··· RECORD SET

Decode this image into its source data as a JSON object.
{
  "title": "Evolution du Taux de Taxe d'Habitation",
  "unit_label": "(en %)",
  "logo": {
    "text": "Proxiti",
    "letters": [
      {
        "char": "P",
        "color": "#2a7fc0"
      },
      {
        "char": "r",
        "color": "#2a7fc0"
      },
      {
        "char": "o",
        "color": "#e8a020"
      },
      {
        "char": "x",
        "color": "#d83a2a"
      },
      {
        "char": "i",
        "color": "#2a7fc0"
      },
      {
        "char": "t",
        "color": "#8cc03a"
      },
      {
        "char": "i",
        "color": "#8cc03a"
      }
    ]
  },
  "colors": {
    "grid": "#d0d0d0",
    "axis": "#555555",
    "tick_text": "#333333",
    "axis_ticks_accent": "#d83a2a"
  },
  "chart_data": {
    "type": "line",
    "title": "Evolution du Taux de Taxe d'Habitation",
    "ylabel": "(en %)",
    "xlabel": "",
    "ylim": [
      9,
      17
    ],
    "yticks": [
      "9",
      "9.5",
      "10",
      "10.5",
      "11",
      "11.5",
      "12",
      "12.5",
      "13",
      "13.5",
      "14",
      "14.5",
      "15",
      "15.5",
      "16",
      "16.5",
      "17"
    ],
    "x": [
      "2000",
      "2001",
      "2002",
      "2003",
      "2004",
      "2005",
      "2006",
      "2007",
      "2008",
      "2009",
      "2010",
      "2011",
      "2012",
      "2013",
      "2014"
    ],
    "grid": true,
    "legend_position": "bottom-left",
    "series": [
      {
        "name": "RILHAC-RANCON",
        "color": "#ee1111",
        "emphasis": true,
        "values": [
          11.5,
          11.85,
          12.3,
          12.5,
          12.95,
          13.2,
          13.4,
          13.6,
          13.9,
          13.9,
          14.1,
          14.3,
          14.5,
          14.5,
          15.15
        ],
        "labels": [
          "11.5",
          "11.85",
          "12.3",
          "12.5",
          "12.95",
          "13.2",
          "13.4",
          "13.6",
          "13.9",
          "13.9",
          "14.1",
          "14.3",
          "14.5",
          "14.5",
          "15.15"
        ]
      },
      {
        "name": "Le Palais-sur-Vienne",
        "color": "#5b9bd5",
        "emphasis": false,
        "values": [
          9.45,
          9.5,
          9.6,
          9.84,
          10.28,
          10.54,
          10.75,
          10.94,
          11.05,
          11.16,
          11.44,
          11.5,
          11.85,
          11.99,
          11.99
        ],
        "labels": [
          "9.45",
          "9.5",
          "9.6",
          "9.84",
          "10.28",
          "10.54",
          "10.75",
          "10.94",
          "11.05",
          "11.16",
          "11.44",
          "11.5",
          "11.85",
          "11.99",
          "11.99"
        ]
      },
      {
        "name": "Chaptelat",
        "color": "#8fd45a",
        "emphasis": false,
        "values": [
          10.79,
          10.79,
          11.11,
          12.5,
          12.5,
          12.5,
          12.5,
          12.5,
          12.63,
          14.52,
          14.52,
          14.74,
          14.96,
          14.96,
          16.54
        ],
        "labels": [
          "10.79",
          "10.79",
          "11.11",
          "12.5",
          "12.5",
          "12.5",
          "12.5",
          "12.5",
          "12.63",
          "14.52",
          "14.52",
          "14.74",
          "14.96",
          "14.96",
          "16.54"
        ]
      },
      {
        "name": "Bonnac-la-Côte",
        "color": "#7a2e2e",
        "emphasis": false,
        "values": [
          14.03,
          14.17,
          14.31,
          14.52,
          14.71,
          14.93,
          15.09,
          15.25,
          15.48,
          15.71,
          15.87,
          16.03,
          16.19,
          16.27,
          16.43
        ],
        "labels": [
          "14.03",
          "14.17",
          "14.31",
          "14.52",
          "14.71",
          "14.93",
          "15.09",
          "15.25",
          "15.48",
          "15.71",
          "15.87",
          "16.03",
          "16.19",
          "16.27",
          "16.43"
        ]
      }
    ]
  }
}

······
··· RECORD SET

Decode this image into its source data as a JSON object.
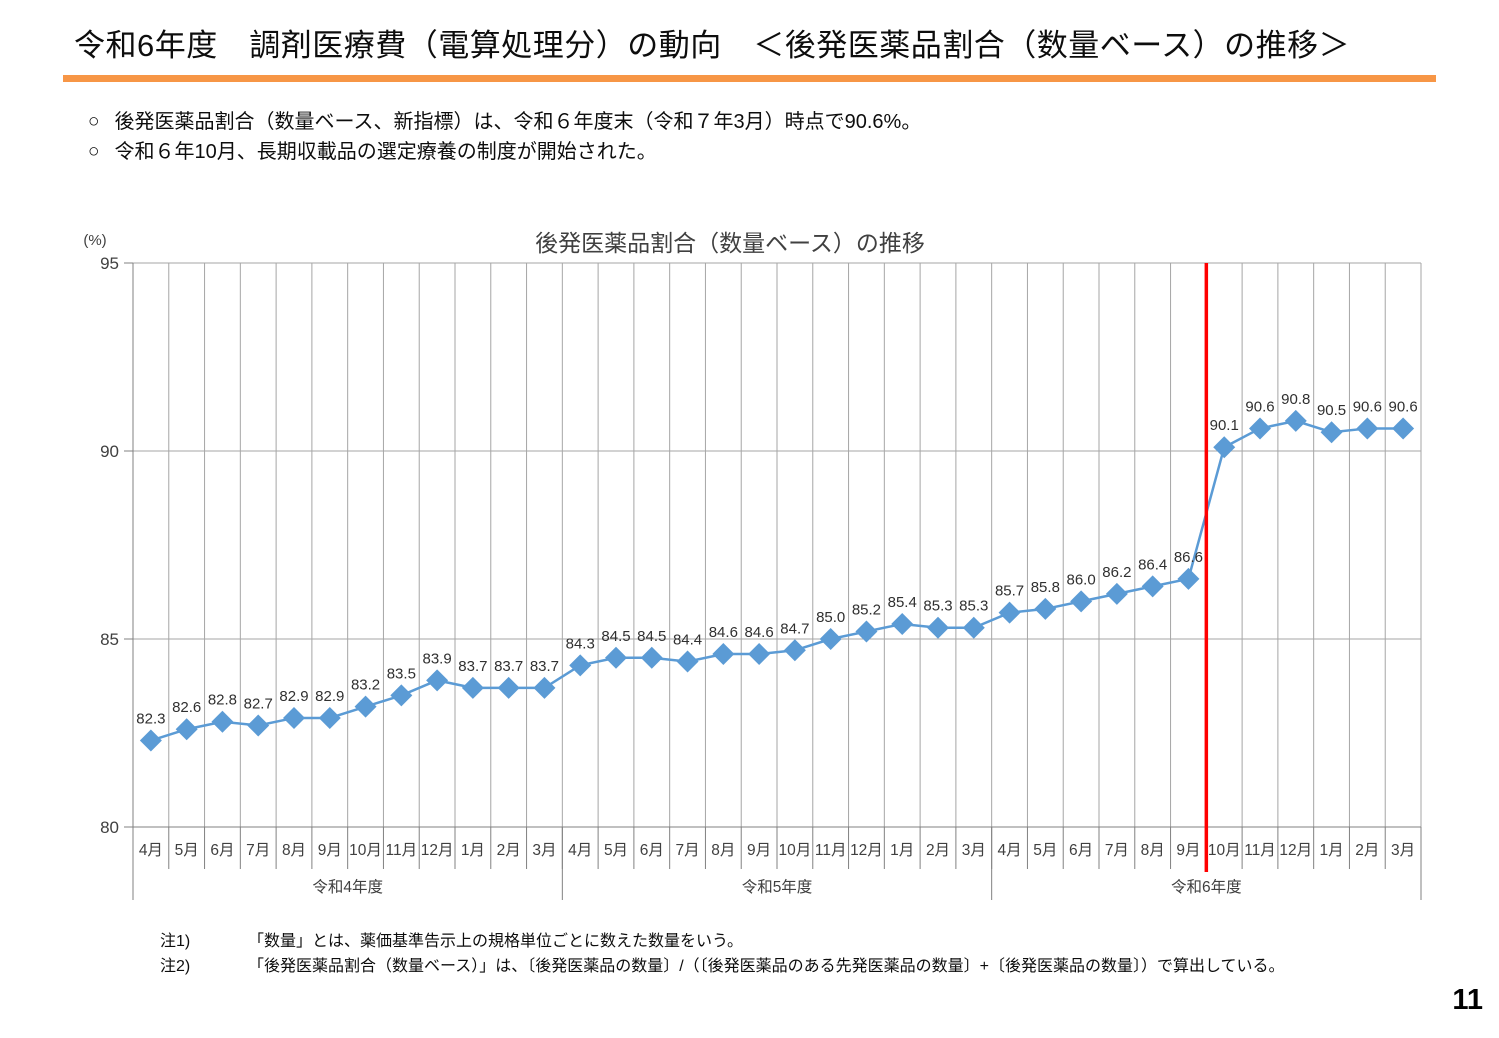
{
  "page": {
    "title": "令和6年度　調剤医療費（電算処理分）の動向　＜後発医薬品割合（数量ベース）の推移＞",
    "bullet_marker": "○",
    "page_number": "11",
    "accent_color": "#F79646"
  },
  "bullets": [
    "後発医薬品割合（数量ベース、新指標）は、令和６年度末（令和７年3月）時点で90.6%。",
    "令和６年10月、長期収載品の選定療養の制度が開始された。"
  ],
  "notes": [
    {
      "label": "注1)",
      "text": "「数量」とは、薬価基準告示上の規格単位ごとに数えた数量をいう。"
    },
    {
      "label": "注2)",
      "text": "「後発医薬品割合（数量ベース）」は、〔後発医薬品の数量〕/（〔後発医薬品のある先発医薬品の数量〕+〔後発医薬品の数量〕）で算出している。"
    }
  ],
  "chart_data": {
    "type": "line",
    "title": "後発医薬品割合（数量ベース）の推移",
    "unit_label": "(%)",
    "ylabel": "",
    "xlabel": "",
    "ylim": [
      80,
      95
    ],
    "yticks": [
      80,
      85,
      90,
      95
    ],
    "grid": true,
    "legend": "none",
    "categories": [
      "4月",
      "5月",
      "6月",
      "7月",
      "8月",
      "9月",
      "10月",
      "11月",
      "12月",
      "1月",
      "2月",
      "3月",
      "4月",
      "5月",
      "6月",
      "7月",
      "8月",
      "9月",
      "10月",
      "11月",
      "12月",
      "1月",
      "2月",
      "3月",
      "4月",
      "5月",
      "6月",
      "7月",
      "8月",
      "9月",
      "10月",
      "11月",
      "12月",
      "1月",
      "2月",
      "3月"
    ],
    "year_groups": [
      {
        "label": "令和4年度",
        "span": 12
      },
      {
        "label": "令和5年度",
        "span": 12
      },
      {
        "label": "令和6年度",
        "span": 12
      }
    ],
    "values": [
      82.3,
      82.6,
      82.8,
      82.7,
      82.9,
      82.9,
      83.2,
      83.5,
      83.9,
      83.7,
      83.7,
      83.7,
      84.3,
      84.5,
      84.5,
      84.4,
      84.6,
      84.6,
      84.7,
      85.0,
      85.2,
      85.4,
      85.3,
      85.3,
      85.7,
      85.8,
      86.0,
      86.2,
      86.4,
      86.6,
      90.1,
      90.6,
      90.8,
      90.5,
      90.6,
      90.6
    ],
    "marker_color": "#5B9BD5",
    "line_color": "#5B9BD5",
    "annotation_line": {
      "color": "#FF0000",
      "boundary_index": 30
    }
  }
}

······
··· RECORD SET

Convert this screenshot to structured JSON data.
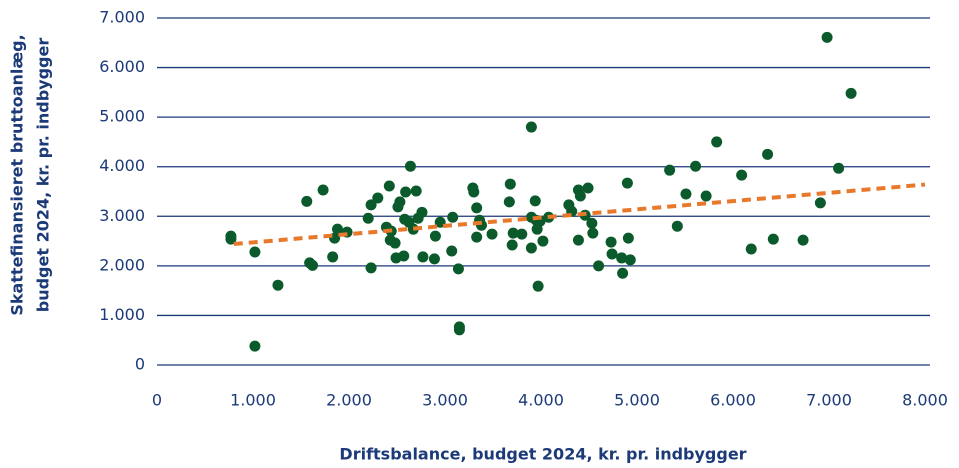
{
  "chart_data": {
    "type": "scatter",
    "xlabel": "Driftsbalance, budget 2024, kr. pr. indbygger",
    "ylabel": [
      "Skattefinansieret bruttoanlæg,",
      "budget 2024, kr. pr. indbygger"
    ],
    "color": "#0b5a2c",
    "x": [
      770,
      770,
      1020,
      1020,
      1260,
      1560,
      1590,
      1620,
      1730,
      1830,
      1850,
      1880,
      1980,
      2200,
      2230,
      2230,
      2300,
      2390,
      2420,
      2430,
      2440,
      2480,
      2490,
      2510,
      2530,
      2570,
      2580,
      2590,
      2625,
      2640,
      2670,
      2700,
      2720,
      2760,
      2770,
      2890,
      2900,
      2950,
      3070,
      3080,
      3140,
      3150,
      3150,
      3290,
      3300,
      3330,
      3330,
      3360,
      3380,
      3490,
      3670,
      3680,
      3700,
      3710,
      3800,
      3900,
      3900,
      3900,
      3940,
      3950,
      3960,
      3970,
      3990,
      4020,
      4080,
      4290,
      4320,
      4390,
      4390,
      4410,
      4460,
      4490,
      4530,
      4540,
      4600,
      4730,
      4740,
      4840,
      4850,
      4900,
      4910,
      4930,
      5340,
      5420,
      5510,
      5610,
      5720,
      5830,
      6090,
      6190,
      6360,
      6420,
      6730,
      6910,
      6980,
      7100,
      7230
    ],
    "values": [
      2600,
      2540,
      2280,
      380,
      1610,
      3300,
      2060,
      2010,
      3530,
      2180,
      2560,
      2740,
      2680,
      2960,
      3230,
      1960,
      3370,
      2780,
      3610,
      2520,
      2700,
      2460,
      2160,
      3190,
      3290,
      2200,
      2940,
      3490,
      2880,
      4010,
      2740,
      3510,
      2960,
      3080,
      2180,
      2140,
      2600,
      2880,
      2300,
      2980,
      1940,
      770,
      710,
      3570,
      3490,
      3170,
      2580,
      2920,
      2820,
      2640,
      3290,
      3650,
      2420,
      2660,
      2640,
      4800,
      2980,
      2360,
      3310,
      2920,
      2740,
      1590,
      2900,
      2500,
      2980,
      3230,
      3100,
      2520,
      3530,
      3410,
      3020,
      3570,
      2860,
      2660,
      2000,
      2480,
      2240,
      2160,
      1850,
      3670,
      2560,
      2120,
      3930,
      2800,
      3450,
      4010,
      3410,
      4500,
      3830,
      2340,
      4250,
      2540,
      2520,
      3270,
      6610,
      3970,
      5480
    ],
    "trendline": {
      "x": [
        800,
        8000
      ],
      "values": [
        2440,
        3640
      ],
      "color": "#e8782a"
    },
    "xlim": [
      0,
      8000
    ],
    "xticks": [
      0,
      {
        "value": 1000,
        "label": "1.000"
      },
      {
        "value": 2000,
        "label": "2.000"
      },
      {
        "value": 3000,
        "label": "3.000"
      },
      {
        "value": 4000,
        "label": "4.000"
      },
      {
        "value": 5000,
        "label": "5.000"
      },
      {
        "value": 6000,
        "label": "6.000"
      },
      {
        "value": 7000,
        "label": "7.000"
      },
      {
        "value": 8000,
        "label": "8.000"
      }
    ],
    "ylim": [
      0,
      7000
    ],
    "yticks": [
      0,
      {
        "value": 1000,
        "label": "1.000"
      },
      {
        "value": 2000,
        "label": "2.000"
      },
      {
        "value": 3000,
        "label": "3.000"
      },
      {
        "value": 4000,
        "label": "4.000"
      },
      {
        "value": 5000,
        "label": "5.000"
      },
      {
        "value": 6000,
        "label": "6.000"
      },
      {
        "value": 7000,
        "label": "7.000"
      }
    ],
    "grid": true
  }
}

······

**THE EXERCISE**
Gather each line from the listing above that holds "budget".

**THE RESPONSE**
    "xlabel": "Driftsbalance, budget 2024, kr. pr. indbygger",
      "budget 2024, kr. pr. indbygger"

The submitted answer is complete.